Exercise brief
Work through the data below line by line and say how many lines hold "아기들의"; give only the number.

Extracted records

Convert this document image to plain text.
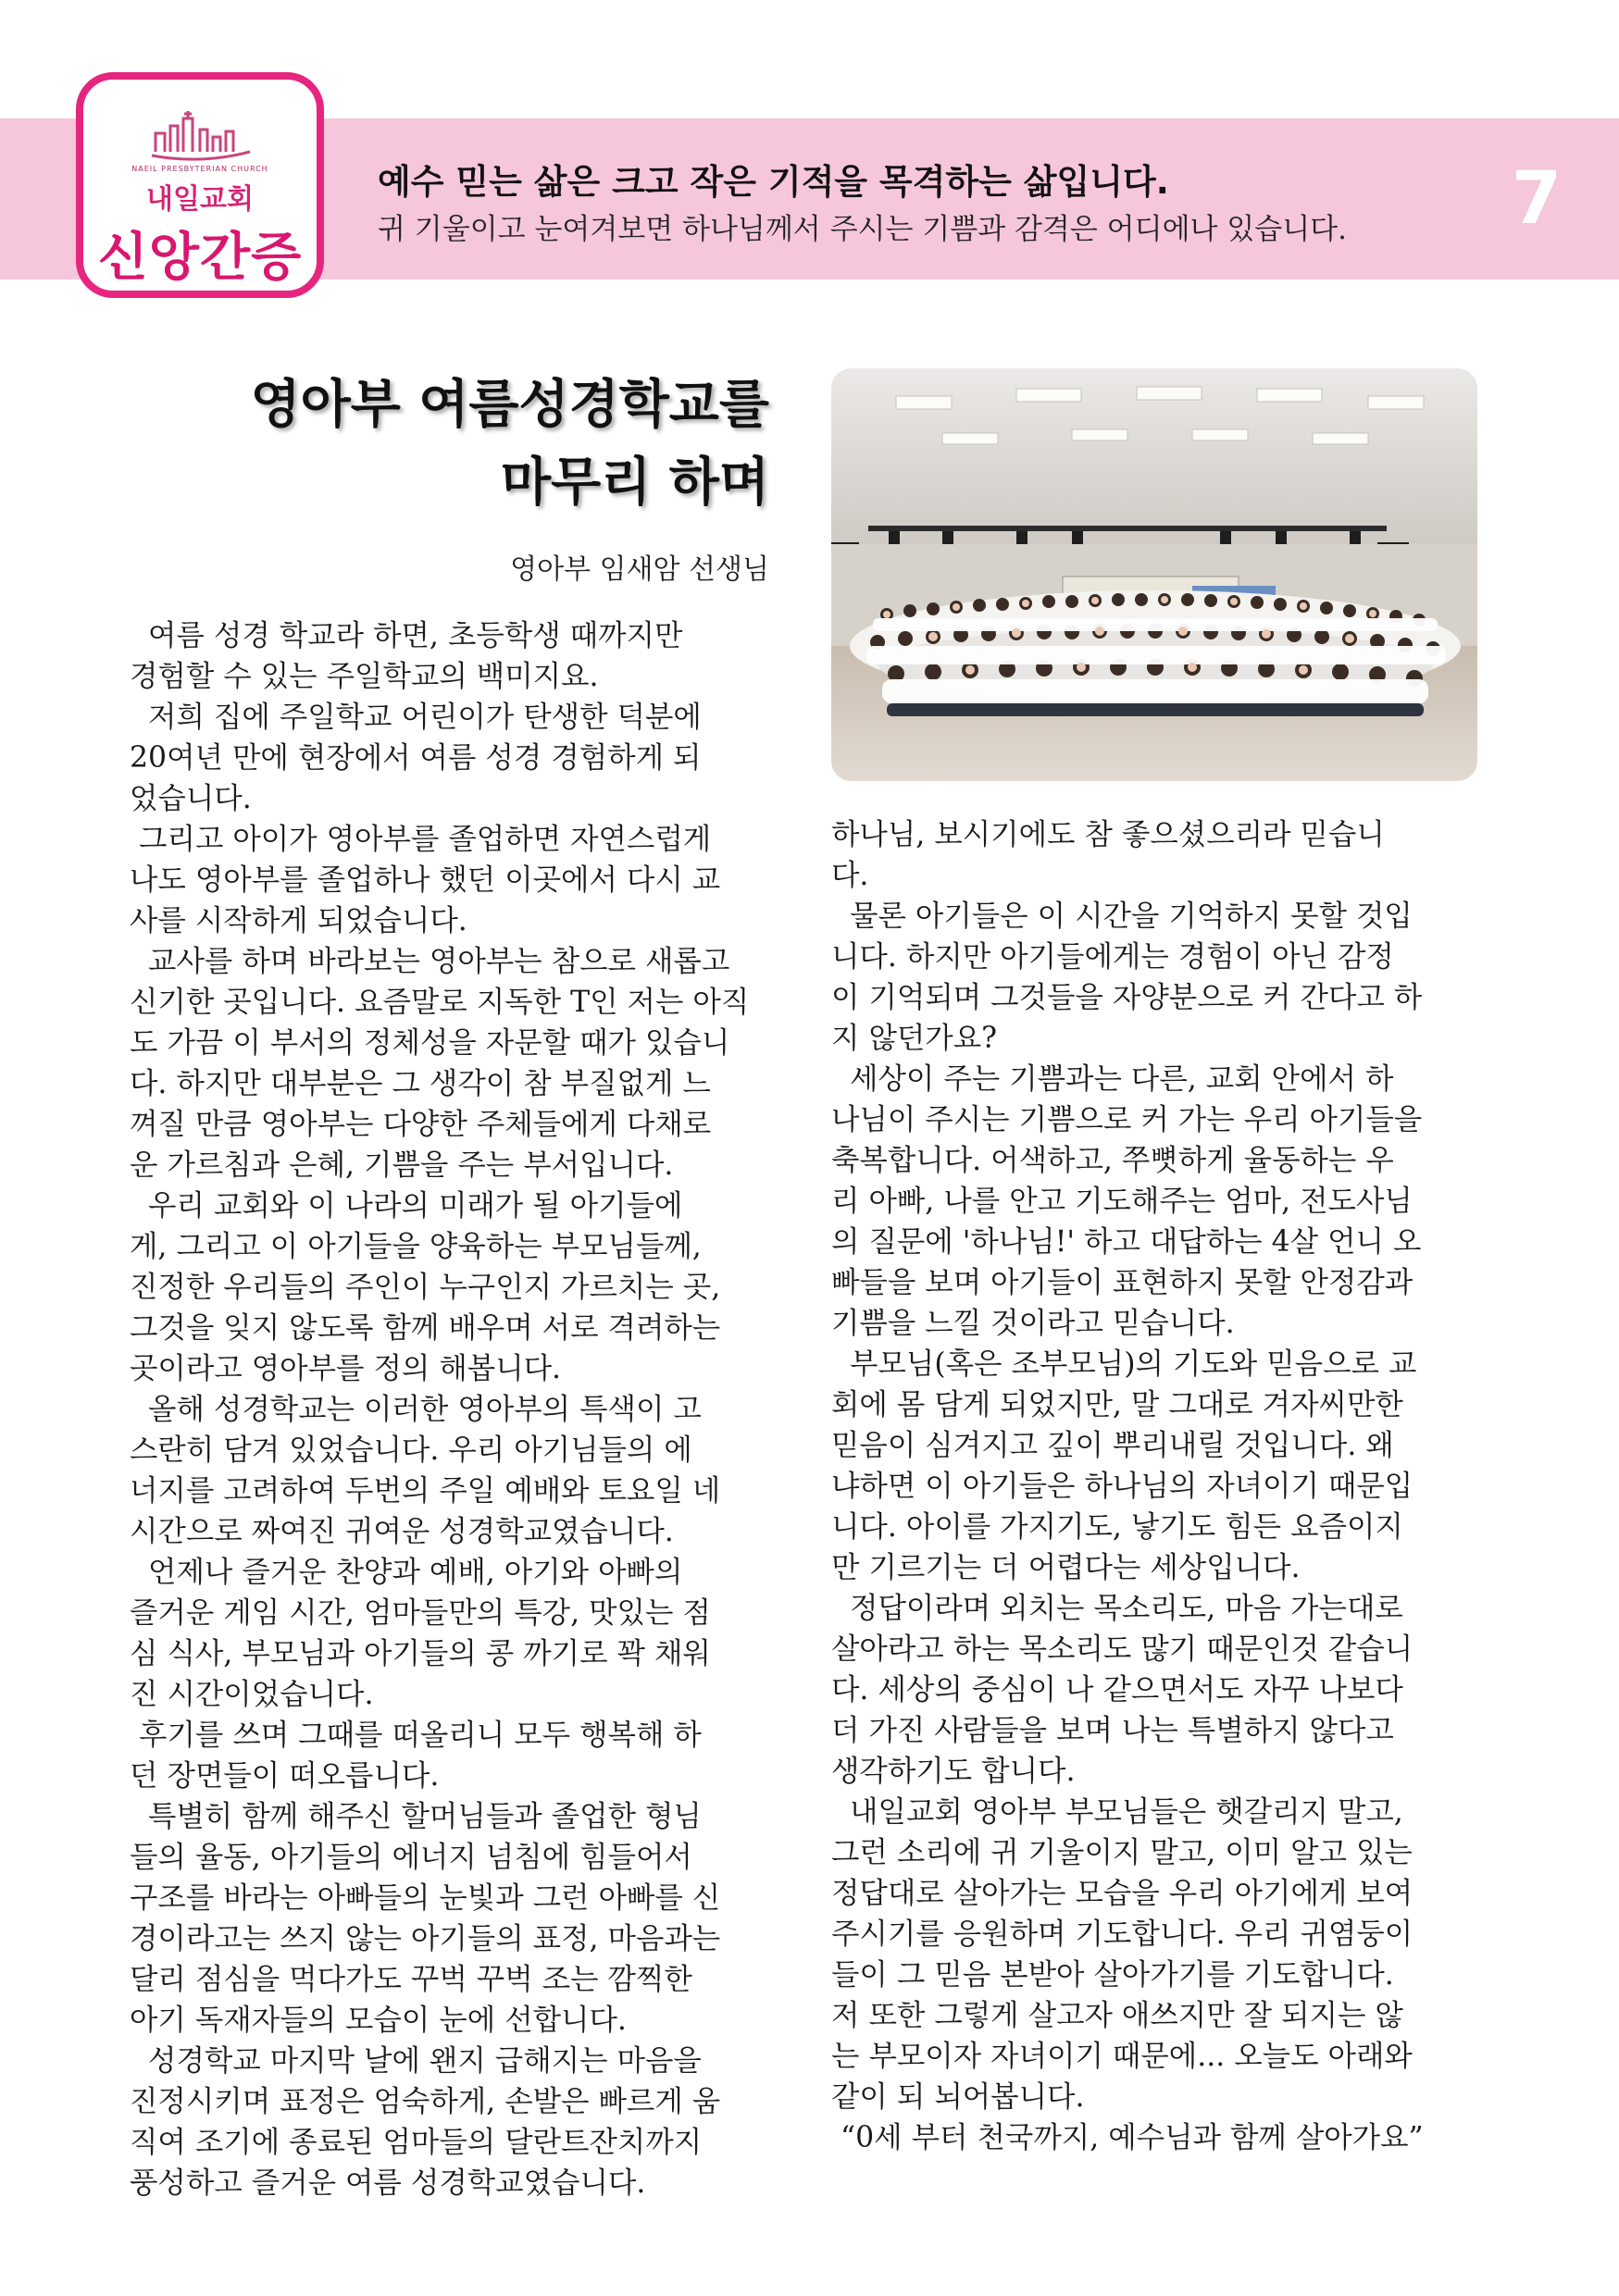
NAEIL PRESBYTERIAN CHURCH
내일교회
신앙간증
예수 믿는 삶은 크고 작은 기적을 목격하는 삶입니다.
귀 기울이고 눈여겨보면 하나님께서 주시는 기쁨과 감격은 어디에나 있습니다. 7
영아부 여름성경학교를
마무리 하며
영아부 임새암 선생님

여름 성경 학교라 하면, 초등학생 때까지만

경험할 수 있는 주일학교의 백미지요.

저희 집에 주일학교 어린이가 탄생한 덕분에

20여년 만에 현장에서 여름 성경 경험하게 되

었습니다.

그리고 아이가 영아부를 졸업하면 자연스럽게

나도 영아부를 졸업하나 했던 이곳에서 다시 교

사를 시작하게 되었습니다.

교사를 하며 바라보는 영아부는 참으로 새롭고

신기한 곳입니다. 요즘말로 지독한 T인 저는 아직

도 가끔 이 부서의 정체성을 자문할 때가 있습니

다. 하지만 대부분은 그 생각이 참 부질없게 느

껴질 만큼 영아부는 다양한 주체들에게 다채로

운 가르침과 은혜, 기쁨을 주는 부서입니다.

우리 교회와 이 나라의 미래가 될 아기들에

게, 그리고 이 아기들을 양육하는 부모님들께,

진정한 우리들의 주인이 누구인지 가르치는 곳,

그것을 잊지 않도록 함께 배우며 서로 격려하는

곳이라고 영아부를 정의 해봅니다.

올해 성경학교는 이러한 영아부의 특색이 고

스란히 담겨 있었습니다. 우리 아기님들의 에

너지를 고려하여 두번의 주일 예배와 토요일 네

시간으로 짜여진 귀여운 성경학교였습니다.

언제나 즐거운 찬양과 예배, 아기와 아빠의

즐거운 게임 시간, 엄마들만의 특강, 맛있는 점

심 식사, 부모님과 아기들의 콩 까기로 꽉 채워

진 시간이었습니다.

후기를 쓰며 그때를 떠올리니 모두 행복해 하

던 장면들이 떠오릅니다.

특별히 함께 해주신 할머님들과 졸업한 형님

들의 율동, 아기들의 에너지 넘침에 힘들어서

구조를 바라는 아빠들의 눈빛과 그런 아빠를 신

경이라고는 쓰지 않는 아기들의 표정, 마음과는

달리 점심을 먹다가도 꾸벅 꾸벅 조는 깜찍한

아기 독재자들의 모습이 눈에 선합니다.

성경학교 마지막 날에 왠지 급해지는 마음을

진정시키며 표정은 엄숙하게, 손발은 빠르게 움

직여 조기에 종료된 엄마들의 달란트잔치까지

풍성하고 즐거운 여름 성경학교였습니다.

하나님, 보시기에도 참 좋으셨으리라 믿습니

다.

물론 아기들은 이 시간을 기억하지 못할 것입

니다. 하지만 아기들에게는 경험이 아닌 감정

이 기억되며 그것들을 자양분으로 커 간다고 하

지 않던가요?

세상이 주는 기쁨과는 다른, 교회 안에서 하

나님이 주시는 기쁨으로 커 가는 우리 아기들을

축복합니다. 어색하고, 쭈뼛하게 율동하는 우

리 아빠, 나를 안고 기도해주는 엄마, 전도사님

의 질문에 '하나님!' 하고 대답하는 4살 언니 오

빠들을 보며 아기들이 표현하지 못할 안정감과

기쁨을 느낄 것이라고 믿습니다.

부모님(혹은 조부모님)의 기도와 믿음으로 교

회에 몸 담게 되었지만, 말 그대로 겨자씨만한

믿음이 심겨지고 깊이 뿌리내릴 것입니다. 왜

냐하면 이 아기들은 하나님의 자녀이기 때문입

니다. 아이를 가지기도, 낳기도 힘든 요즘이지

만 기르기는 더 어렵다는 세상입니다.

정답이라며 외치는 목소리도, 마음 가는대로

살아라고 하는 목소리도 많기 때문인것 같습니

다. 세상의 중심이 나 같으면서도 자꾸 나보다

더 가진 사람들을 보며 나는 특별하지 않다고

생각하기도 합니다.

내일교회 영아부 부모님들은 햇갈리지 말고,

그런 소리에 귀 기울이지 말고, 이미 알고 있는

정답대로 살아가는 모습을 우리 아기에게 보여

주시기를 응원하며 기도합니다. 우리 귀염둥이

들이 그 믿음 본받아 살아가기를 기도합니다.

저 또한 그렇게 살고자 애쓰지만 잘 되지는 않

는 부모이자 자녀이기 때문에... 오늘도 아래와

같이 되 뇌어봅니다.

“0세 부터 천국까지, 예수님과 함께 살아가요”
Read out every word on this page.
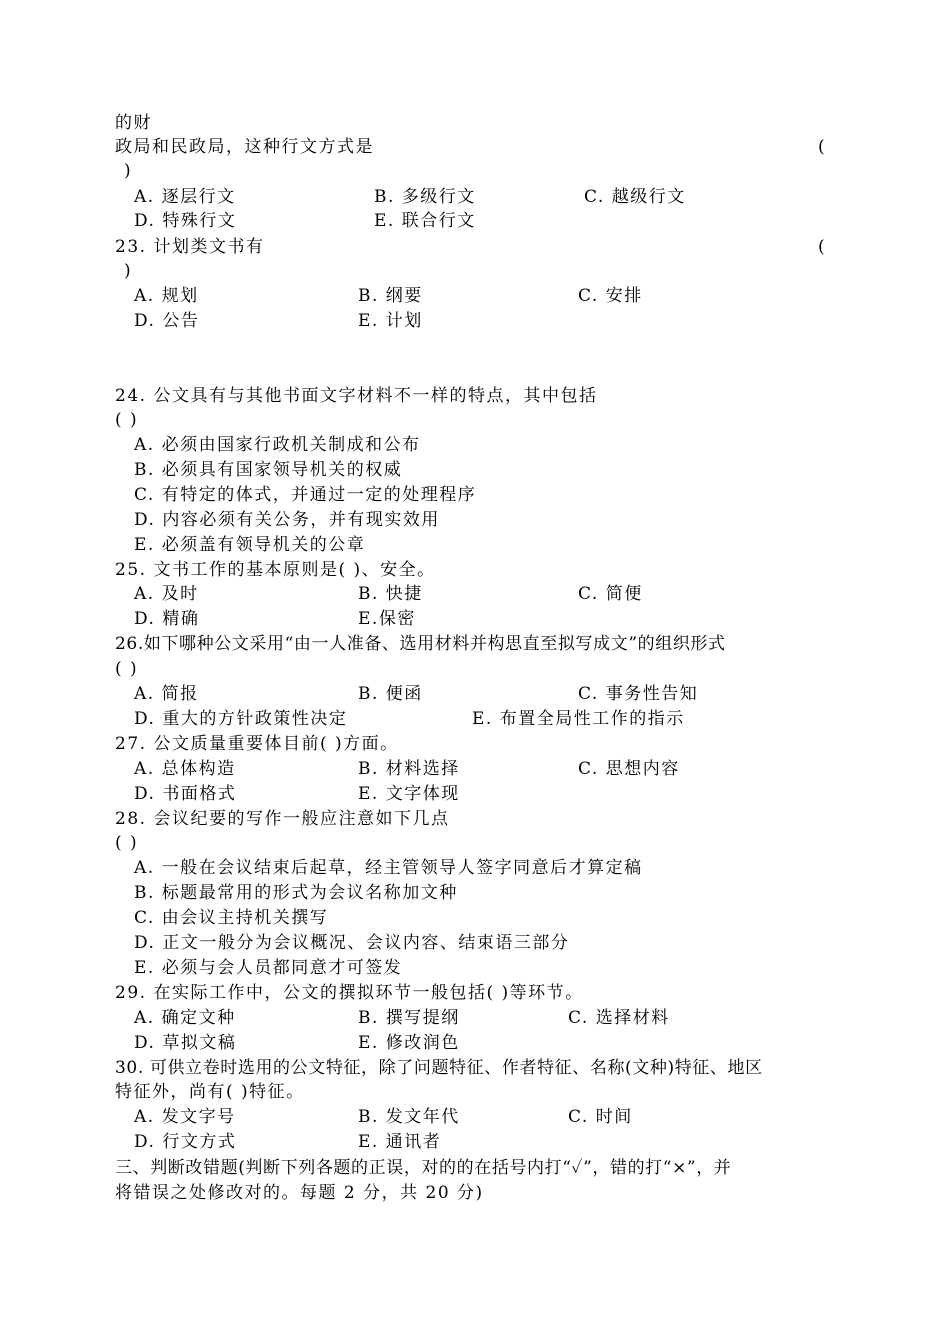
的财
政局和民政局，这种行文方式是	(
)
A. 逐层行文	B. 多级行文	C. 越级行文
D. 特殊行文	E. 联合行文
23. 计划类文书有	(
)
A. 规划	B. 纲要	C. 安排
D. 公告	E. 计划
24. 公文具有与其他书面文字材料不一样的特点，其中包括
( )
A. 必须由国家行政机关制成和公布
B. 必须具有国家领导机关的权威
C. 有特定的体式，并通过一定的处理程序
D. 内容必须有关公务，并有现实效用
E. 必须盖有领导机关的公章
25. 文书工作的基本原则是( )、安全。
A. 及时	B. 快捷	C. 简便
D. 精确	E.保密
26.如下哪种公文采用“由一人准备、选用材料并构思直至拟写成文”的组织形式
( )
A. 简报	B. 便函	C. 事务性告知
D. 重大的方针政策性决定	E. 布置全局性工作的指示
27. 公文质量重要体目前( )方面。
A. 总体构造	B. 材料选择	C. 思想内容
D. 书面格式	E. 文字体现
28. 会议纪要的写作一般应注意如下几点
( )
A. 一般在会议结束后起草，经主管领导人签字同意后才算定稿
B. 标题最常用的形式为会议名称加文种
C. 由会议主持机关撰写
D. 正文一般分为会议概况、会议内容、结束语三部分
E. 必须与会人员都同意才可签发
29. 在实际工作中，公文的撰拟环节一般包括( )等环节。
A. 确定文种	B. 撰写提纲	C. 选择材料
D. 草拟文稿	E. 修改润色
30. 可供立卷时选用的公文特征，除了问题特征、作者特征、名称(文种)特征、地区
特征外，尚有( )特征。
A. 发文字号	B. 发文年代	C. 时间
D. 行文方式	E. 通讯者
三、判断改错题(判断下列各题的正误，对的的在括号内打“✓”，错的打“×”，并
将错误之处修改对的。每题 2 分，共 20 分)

Solution to this exercise
3